--- Passage to read Enclosed Below ---

On 11/10/2016 9:49 PM, David Wright wrote:
On Thu 10 Nov 2016 at 17:05:06 (-0600), Richard Owlett wrote:
On 11/10/2016 1:52 PM, David Wright wrote:
On Thu 10 Nov 2016 at 04:53:47 (-0600), Richard Owlett wrote:
Yes, but not in the context of a sub-project from last few days.
I suspect what I aiming at might look like - the groups and
permission bits set at time partition created, thus avoiding games
with /etc/fstab .
richard@jessie-defaults:~$
richard@jessie-defaults:~$ ls -l /dev/sd*
brw-rw---- 1 root disk 8, 0 Nov 10 03:35 /dev/sda
brw-rw---- 1 root owl 8, 1 Nov 10 03:35 /dev/sda1
brw-rw-r-- 1 root owl 8, 2 Nov 10 03:35 /dev/sda2
brw-rw---- 1 root disk 8, 3 Nov 10 03:35 /dev/sda3
brw-rw---- 1 root disk 8, 5 Nov 10 03:35 /dev/sda5
brw-rw---- 1 root disk 8, 16 Nov 10 04:43 /dev/sdb
br--rw-r-- 1 root owl 8, 17 Nov 10 04:43 /dev/sdb1
↑ is there a purpose behind the missing w ?
Yes. My rational is in my rather verbose post
https://lists.debian.org/debian-user/2016/11/msg00361.html .
Linux evidently does not do things "my way" [apologies to a fast
food chain].
Should I take it that last sentence means you are aware root can write
over a file even if the permission is --------- , let alone r-------- ,
so you have no precaution as well as no protection.
Cheers,
David.
It was a description of what I wanted, not what I could get. I
suspect thinking in detail about "corner cases" is a good education.

--- End of Enclosed Passage to read ---

### Action item
Please output the part of the email thread that runs from "Linux evidently does" up to and including "as no protection.", copied word for word. The items that come next have no role in anything asked here.

--- Entries provided Enclosed Below ---

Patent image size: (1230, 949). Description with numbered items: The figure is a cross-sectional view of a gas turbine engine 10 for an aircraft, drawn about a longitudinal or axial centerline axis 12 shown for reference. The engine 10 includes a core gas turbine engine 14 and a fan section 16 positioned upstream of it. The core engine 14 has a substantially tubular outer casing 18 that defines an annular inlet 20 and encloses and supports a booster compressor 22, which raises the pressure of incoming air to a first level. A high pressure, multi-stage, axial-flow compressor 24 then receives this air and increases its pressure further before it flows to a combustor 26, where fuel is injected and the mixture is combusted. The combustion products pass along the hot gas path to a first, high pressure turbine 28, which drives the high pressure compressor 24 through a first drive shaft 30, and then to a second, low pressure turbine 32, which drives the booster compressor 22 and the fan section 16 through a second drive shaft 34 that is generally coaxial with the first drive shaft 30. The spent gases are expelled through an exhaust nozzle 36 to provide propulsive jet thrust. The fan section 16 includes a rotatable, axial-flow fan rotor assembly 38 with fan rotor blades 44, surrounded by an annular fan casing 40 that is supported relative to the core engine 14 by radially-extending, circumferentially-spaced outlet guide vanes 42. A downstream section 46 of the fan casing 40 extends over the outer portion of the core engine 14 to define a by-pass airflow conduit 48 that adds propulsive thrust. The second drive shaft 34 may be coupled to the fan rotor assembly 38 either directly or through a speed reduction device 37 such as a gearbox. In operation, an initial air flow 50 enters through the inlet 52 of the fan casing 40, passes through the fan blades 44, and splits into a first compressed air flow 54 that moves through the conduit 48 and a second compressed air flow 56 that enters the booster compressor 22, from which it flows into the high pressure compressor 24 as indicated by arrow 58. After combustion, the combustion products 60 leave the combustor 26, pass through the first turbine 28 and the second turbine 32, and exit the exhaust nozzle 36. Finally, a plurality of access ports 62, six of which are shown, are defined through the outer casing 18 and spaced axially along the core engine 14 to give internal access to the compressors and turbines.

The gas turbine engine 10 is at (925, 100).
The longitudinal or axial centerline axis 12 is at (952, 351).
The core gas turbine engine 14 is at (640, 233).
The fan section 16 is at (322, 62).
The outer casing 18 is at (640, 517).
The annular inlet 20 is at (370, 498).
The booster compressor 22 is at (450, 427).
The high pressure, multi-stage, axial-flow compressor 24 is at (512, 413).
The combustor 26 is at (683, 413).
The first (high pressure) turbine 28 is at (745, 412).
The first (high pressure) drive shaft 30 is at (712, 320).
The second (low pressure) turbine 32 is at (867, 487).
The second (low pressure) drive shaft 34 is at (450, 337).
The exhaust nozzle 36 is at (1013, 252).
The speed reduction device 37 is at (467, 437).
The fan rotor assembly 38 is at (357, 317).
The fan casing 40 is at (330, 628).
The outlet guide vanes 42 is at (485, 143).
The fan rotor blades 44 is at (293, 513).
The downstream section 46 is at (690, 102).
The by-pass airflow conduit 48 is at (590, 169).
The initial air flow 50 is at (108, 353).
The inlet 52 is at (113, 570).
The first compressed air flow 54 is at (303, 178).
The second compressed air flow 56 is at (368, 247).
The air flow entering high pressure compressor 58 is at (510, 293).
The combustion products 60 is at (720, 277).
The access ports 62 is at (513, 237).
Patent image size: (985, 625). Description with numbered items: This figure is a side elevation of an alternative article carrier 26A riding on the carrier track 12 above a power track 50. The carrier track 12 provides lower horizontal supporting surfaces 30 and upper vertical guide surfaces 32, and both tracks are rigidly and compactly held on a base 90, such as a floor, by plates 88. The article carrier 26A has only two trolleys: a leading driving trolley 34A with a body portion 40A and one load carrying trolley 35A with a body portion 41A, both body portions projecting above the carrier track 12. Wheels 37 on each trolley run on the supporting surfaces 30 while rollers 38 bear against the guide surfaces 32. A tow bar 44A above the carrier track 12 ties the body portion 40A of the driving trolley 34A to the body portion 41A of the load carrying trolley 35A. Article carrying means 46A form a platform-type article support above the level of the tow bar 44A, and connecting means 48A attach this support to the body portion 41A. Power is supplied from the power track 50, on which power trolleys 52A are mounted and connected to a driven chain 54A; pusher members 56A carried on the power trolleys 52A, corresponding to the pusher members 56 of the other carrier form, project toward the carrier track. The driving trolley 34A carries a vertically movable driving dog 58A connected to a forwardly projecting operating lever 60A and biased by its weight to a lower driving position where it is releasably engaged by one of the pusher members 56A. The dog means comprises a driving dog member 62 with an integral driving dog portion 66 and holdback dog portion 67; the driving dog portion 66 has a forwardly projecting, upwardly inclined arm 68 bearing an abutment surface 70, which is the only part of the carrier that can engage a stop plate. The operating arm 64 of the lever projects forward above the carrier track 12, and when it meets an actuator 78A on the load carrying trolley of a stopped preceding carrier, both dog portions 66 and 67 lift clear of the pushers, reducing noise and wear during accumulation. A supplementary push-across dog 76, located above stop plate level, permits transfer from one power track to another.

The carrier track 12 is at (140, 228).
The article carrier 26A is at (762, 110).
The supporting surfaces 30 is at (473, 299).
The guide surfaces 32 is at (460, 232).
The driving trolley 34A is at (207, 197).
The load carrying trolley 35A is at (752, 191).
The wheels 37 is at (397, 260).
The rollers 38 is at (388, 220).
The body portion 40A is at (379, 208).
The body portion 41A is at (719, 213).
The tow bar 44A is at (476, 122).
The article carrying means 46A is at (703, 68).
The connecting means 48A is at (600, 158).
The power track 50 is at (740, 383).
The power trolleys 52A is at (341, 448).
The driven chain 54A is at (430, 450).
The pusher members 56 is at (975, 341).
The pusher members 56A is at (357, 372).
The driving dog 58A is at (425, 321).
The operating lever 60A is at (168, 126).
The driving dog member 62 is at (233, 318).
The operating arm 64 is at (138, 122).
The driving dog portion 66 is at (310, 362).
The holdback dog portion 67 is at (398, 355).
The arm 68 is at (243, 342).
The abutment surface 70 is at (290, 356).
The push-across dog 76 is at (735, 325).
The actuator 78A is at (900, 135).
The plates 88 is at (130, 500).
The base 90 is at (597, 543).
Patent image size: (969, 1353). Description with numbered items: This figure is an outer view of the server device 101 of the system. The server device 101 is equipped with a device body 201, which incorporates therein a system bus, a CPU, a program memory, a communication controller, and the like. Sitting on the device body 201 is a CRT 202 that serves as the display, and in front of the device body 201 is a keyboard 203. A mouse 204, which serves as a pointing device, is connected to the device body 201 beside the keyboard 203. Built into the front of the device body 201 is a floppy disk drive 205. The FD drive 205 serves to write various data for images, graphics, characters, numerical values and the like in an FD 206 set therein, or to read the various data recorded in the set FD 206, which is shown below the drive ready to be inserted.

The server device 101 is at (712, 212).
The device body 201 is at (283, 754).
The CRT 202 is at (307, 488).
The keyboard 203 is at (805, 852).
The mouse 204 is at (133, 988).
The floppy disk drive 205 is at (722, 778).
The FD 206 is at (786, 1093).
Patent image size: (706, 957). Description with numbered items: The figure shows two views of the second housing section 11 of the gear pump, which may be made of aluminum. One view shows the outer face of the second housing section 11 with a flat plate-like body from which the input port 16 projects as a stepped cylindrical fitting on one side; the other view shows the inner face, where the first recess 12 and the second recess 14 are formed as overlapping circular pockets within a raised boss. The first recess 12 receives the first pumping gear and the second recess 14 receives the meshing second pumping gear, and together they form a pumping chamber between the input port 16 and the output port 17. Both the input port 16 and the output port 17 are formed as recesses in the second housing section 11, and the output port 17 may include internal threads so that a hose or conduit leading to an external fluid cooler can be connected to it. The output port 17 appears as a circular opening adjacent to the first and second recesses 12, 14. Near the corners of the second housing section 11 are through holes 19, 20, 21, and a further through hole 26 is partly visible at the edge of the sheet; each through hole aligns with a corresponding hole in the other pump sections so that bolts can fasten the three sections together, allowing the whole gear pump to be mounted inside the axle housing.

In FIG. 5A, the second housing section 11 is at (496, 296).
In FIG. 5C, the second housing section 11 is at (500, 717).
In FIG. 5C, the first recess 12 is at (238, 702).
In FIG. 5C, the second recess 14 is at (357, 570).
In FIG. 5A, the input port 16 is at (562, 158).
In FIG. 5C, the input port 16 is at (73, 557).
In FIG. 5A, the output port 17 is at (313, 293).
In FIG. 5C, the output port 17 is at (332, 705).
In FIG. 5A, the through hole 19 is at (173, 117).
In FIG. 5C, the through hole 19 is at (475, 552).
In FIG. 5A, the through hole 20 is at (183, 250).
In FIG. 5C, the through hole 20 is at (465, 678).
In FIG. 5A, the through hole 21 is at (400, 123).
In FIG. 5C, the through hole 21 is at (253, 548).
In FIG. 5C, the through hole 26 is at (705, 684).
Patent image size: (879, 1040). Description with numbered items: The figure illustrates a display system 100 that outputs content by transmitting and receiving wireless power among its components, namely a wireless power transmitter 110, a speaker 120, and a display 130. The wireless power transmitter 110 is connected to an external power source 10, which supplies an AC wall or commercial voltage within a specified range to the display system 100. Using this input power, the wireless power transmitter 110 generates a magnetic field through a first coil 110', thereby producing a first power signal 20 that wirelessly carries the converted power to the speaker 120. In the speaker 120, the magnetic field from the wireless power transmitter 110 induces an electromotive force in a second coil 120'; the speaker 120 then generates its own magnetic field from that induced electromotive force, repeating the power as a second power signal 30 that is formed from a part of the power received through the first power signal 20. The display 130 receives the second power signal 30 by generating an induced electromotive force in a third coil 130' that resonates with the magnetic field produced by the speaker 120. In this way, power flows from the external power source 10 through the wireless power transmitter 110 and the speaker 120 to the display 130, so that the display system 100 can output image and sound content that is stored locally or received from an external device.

--- End of Enclosed Entries provided ---

### Result
Linux evidently does not do things "my way" [apologies to a fast
food chain].
Should I take it that last sentence means you are aware root can write
over a file even if the permission is --------- , let alone r-------- ,
so you have no precaution as well as no protection.